• **AIM**:
Make an exact copy of all the entries, but do not reproduce the pictures.

(Records contained in a dataset)
========
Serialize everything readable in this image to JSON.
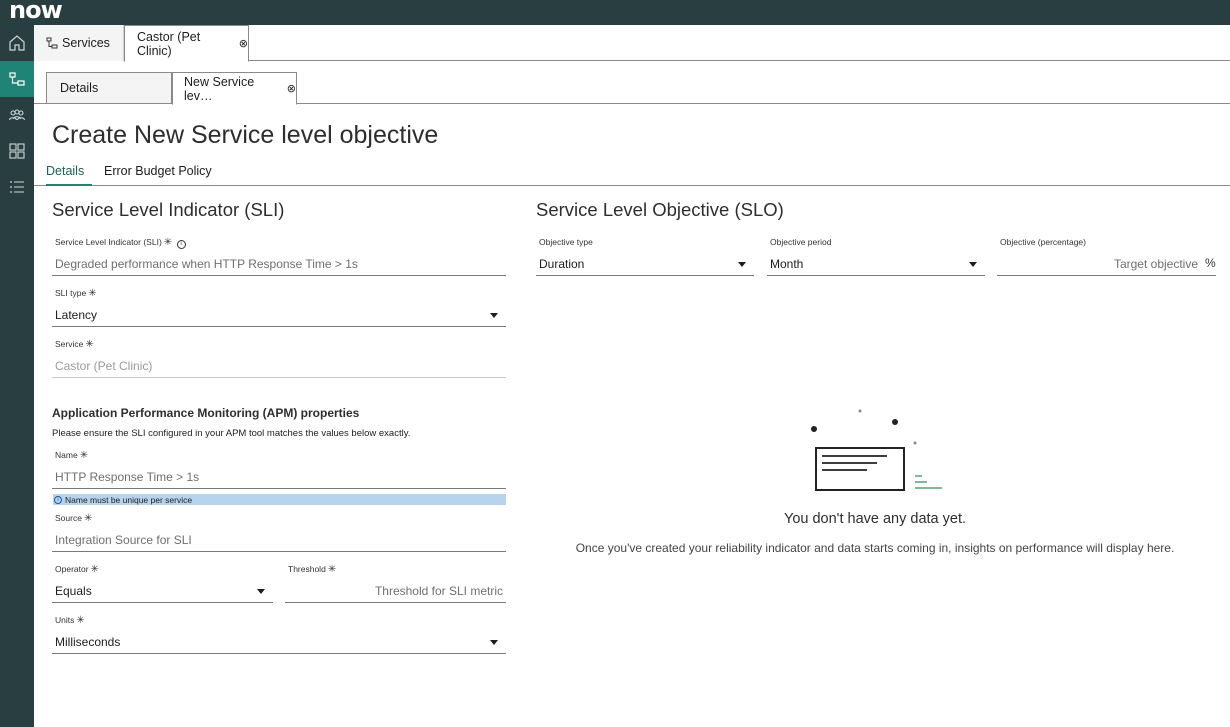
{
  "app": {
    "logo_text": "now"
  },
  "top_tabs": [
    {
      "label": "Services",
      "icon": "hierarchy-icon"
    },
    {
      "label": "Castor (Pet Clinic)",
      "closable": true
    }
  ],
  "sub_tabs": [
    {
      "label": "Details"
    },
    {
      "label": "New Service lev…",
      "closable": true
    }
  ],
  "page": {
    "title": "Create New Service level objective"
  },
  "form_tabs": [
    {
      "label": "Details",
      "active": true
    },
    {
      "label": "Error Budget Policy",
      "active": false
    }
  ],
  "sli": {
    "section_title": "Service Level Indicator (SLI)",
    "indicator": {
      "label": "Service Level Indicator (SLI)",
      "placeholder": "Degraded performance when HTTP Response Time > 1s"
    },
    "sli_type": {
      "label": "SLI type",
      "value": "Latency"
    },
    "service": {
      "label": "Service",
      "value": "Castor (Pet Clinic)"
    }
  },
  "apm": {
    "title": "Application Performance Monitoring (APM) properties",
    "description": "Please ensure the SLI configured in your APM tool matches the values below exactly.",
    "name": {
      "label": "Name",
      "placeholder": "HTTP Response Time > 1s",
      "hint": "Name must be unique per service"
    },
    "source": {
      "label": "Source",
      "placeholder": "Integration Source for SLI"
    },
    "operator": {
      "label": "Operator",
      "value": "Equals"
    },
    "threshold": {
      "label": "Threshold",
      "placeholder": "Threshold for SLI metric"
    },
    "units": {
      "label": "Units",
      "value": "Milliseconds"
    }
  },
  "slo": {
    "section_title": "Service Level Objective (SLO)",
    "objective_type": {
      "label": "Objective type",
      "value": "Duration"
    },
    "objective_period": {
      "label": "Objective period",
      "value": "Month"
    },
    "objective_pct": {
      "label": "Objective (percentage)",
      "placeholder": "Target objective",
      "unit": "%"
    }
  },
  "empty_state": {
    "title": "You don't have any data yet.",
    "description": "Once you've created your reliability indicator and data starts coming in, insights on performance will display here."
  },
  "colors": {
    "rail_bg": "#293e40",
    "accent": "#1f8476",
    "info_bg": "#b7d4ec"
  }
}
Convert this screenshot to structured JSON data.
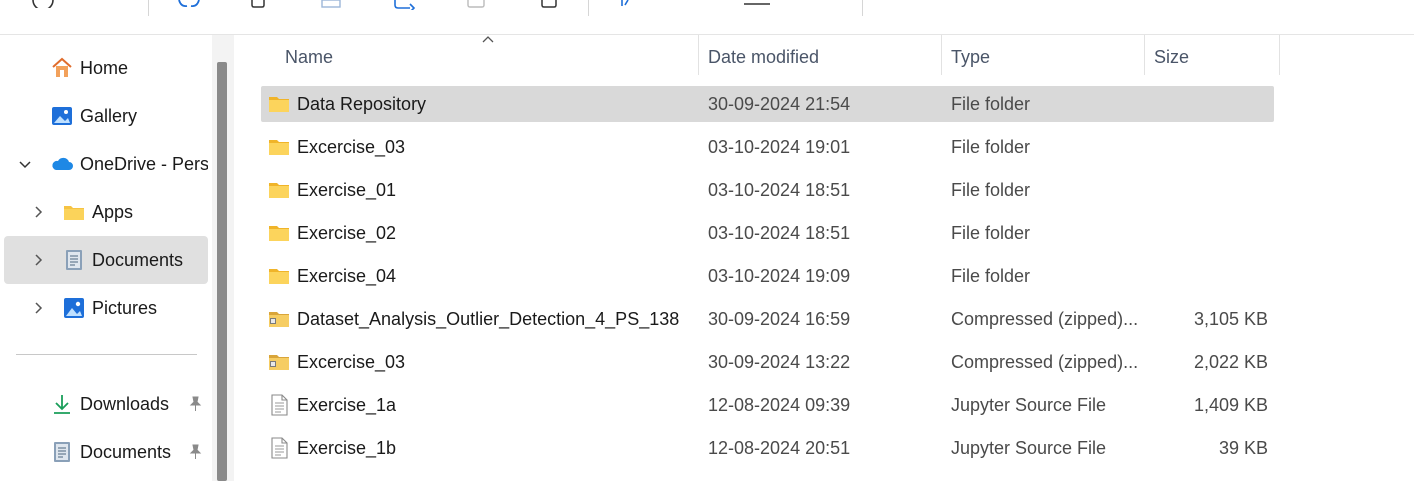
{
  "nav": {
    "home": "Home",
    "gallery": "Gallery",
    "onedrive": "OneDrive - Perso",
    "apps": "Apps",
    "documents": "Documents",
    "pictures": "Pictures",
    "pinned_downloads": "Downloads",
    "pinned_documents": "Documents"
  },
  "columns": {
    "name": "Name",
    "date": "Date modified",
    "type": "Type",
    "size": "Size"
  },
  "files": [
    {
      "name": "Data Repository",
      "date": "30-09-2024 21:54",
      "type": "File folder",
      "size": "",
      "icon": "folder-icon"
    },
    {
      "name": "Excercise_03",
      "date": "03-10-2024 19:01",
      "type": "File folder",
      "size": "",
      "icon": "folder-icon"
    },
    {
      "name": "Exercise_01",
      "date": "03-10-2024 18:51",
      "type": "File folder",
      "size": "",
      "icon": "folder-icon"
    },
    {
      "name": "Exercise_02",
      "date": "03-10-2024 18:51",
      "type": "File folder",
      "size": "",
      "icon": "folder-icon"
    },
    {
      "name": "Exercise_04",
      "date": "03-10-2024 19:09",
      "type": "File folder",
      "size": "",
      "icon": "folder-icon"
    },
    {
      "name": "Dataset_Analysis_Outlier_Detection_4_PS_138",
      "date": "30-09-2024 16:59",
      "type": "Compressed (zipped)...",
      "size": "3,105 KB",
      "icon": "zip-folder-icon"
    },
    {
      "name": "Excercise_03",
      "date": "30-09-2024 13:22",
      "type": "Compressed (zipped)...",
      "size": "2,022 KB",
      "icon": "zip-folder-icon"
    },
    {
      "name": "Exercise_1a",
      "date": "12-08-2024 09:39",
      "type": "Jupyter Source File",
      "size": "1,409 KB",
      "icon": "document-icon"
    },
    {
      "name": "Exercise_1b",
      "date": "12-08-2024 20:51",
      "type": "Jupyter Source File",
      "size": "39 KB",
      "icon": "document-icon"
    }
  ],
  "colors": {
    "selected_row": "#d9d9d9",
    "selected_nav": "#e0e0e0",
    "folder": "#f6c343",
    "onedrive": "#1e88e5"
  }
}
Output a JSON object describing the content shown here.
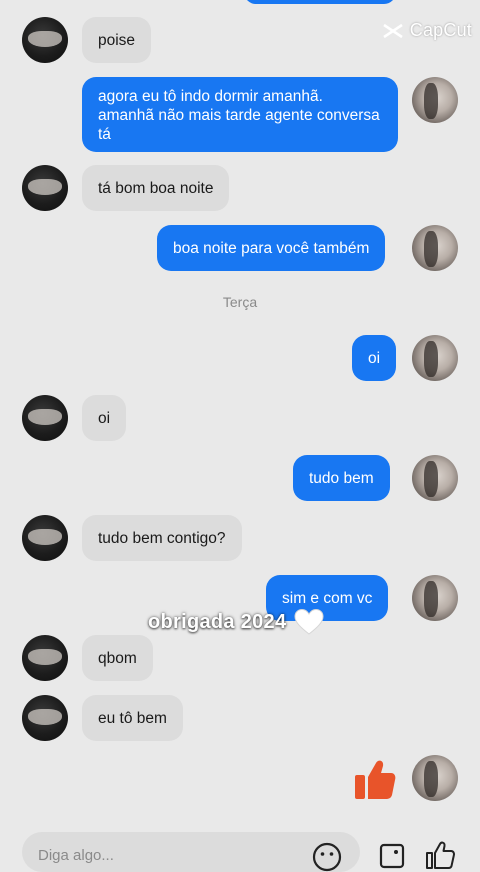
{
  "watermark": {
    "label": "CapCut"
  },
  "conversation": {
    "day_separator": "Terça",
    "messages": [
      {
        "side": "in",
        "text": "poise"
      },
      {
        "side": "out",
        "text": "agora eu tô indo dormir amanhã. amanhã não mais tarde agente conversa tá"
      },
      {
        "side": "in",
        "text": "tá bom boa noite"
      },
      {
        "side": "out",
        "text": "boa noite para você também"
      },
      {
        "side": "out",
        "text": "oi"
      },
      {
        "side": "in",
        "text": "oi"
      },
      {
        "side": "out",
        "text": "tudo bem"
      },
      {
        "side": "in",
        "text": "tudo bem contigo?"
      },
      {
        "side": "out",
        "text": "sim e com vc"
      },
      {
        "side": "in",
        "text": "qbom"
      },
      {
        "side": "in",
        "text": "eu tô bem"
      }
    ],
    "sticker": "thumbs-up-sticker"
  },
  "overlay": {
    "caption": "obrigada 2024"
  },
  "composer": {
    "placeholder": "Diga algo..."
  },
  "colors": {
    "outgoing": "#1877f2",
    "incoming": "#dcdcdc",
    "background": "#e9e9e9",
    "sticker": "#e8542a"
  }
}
========
• **COMPLETE RESPONSE**:
Serialize everything readable in this image to JSON.
{
  "app": {
    "logo_text": "now"
  },
  "top_tabs": [
    {
      "label": "Services",
      "icon": "hierarchy-icon"
    },
    {
      "label": "Castor (Pet Clinic)",
      "closable": true
    }
  ],
  "sub_tabs": [
    {
      "label": "Details"
    },
    {
      "label": "New Service lev…",
      "closable": true
    }
  ],
  "page": {
    "title": "Create New Service level objective"
  },
  "form_tabs": [
    {
      "label": "Details",
      "active": true
    },
    {
      "label": "Error Budget Policy",
      "active": false
    }
  ],
  "sli": {
    "section_title": "Service Level Indicator (SLI)",
    "indicator": {
      "label": "Service Level Indicator (SLI)",
      "placeholder": "Degraded performance when HTTP Response Time > 1s"
    },
    "sli_type": {
      "label": "SLI type",
      "value": "Latency"
    },
    "service": {
      "label": "Service",
      "value": "Castor (Pet Clinic)"
    }
  },
  "apm": {
    "title": "Application Performance Monitoring (APM) properties",
    "description": "Please ensure the SLI configured in your APM tool matches the values below exactly.",
    "name": {
      "label": "Name",
      "placeholder": "HTTP Response Time > 1s",
      "hint": "Name must be unique per service"
    },
    "source": {
      "label": "Source",
      "placeholder": "Integration Source for SLI"
    },
    "operator": {
      "label": "Operator",
      "value": "Equals"
    },
    "threshold": {
      "label": "Threshold",
      "placeholder": "Threshold for SLI metric"
    },
    "units": {
      "label": "Units",
      "value": "Milliseconds"
    }
  },
  "slo": {
    "section_title": "Service Level Objective (SLO)",
    "objective_type": {
      "label": "Objective type",
      "value": "Duration"
    },
    "objective_period": {
      "label": "Objective period",
      "value": "Month"
    },
    "objective_pct": {
      "label": "Objective (percentage)",
      "placeholder": "Target objective",
      "unit": "%"
    }
  },
  "empty_state": {
    "title": "You don't have any data yet.",
    "description": "Once you've created your reliability indicator and data starts coming in, insights on performance will display here."
  },
  "colors": {
    "rail_bg": "#293e40",
    "accent": "#1f8476",
    "info_bg": "#b7d4ec"
  }
}
Convert this screenshot to structured JSON data.
{
  "nav": {
    "home": "Home",
    "gallery": "Gallery",
    "onedrive": "OneDrive - Perso",
    "apps": "Apps",
    "documents": "Documents",
    "pictures": "Pictures",
    "pinned_downloads": "Downloads",
    "pinned_documents": "Documents"
  },
  "columns": {
    "name": "Name",
    "date": "Date modified",
    "type": "Type",
    "size": "Size"
  },
  "files": [
    {
      "name": "Data Repository",
      "date": "30-09-2024 21:54",
      "type": "File folder",
      "size": "",
      "icon": "folder-icon"
    },
    {
      "name": "Excercise_03",
      "date": "03-10-2024 19:01",
      "type": "File folder",
      "size": "",
      "icon": "folder-icon"
    },
    {
      "name": "Exercise_01",
      "date": "03-10-2024 18:51",
      "type": "File folder",
      "size": "",
      "icon": "folder-icon"
    },
    {
      "name": "Exercise_02",
      "date": "03-10-2024 18:51",
      "type": "File folder",
      "size": "",
      "icon": "folder-icon"
    },
    {
      "name": "Exercise_04",
      "date": "03-10-2024 19:09",
      "type": "File folder",
      "size": "",
      "icon": "folder-icon"
    },
    {
      "name": "Dataset_Analysis_Outlier_Detection_4_PS_138",
      "date": "30-09-2024 16:59",
      "type": "Compressed (zipped)...",
      "size": "3,105 KB",
      "icon": "zip-folder-icon"
    },
    {
      "name": "Excercise_03",
      "date": "30-09-2024 13:22",
      "type": "Compressed (zipped)...",
      "size": "2,022 KB",
      "icon": "zip-folder-icon"
    },
    {
      "name": "Exercise_1a",
      "date": "12-08-2024 09:39",
      "type": "Jupyter Source File",
      "size": "1,409 KB",
      "icon": "document-icon"
    },
    {
      "name": "Exercise_1b",
      "date": "12-08-2024 20:51",
      "type": "Jupyter Source File",
      "size": "39 KB",
      "icon": "document-icon"
    }
  ],
  "colors": {
    "selected_row": "#d9d9d9",
    "selected_nav": "#e0e0e0",
    "folder": "#f6c343",
    "onedrive": "#1e88e5"
  }
}
Output a JSON object describing the content shown here.
{
  "watermark": {
    "label": "CapCut"
  },
  "conversation": {
    "day_separator": "Terça",
    "messages": [
      {
        "side": "in",
        "text": "poise"
      },
      {
        "side": "out",
        "text": "agora eu tô indo dormir amanhã. amanhã não mais tarde agente conversa tá"
      },
      {
        "side": "in",
        "text": "tá bom boa noite"
      },
      {
        "side": "out",
        "text": "boa noite para você também"
      },
      {
        "side": "out",
        "text": "oi"
      },
      {
        "side": "in",
        "text": "oi"
      },
      {
        "side": "out",
        "text": "tudo bem"
      },
      {
        "side": "in",
        "text": "tudo bem contigo?"
      },
      {
        "side": "out",
        "text": "sim e com vc"
      },
      {
        "side": "in",
        "text": "qbom"
      },
      {
        "side": "in",
        "text": "eu tô bem"
      }
    ],
    "sticker": "thumbs-up-sticker"
  },
  "overlay": {
    "caption": "obrigada 2024"
  },
  "composer": {
    "placeholder": "Diga algo..."
  },
  "colors": {
    "outgoing": "#1877f2",
    "incoming": "#dcdcdc",
    "background": "#e9e9e9",
    "sticker": "#e8542a"
  }
}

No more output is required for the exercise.